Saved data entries
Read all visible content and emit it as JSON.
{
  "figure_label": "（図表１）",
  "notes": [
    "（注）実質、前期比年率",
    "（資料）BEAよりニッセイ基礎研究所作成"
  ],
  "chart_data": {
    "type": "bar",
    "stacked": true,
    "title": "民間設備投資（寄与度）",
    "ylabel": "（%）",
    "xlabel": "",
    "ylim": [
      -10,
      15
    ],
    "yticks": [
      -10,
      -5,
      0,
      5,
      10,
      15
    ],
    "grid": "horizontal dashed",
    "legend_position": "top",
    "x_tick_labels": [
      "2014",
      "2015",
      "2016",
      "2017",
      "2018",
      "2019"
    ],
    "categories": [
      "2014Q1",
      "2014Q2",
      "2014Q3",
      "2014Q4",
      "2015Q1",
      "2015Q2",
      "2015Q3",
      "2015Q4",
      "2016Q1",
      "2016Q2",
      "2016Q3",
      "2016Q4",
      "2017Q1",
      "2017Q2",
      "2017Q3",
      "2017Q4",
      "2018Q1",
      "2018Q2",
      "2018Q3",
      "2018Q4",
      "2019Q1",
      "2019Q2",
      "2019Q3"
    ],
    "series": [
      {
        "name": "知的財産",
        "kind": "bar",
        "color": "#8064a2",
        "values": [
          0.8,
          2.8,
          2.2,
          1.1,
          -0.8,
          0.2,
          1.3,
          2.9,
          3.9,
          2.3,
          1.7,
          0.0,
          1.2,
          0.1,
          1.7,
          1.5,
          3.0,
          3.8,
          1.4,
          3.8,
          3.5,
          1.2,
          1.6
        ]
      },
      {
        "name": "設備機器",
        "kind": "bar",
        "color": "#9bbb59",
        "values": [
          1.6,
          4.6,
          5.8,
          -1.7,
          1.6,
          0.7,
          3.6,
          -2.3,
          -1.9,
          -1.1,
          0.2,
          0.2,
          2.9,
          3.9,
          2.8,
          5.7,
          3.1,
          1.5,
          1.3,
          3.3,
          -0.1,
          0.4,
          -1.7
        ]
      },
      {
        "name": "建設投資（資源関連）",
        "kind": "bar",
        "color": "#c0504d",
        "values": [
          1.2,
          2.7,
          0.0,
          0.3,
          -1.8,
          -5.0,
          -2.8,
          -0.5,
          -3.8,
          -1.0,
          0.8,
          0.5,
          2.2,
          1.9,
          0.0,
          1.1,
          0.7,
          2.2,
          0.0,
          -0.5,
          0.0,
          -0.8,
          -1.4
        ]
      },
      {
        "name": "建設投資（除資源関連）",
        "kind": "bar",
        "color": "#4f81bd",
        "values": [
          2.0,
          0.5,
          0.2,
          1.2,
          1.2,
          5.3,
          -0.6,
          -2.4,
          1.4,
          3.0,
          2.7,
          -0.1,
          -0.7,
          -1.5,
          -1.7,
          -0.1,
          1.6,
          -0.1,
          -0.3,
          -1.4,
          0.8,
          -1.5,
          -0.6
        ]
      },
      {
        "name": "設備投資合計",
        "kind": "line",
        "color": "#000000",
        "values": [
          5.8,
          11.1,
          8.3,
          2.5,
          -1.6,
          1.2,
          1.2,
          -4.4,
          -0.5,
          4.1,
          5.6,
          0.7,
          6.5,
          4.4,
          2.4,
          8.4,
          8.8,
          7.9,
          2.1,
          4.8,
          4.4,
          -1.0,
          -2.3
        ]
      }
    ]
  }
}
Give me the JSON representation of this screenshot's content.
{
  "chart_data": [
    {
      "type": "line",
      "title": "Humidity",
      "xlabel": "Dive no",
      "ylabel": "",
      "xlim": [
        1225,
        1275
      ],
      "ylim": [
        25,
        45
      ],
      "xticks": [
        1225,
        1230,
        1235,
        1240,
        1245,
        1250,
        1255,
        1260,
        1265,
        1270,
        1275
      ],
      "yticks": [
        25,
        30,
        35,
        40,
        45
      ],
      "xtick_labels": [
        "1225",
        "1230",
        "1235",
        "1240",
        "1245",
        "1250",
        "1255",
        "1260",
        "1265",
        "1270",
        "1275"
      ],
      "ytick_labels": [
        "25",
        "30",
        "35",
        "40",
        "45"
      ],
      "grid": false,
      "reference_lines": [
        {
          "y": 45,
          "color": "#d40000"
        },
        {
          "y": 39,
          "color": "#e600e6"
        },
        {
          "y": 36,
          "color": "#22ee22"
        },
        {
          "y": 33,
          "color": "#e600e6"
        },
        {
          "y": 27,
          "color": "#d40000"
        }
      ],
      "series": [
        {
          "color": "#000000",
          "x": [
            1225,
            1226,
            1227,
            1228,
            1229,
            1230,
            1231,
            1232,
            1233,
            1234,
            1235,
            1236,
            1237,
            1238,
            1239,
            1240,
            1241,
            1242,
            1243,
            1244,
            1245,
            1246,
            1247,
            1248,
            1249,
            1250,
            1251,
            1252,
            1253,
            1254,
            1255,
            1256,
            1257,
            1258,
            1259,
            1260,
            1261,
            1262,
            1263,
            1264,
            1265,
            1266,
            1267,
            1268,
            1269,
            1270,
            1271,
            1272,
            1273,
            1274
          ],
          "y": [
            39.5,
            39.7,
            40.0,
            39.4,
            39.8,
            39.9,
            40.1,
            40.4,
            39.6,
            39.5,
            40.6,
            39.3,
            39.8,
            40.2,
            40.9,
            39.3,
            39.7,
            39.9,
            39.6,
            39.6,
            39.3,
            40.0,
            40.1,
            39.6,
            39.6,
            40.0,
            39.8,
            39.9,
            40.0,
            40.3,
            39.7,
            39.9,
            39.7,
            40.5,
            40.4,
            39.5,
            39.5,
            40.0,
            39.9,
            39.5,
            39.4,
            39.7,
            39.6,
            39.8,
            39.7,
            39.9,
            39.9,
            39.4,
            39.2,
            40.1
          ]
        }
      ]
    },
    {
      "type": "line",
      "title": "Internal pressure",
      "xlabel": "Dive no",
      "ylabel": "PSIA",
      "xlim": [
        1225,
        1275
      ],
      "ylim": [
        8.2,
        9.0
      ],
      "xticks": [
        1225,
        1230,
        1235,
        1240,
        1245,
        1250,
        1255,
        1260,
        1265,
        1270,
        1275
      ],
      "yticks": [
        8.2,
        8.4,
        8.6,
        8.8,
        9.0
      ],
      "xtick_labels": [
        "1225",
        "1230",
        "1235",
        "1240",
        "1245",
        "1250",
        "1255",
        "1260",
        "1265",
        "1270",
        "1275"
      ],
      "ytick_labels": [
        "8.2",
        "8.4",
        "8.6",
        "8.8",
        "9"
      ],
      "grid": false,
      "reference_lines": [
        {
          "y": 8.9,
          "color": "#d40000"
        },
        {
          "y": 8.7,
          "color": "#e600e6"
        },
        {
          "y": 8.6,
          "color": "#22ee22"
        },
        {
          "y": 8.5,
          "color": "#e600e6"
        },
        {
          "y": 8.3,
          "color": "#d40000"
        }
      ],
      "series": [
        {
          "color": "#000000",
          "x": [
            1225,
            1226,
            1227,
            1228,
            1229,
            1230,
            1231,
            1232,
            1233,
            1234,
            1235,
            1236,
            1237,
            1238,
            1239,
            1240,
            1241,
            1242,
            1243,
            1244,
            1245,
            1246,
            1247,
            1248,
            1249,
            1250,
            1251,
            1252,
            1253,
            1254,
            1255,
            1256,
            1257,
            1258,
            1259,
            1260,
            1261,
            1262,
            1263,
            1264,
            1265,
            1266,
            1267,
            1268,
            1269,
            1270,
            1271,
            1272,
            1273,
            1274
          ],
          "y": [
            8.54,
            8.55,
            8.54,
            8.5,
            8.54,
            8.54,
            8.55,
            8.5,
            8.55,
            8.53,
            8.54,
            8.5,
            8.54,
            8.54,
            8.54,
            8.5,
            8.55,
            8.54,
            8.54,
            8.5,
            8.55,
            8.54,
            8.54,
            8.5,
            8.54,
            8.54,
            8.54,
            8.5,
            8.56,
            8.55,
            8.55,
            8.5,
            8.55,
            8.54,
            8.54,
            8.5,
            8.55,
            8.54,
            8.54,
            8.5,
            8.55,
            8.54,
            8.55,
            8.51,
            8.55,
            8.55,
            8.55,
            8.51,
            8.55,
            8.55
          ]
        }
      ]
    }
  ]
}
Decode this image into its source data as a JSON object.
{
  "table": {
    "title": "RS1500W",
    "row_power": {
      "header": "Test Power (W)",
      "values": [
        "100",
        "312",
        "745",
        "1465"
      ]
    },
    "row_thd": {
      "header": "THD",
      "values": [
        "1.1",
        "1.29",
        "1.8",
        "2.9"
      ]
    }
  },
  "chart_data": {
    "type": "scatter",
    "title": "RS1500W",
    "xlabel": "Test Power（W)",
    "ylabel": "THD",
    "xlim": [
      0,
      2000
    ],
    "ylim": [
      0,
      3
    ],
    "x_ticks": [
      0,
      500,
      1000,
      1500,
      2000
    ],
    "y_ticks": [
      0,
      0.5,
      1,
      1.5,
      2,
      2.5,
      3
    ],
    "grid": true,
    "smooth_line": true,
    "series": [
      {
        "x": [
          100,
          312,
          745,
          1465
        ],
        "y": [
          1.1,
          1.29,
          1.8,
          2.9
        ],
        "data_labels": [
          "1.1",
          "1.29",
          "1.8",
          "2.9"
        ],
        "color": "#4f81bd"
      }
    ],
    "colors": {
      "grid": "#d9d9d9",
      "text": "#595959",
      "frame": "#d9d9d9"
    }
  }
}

• [Stated problem]
Where a line holds "true", copy it out.

• [Solution to the exercise]
    "stacked": true,
    "grid": true,
    "smooth_line": true,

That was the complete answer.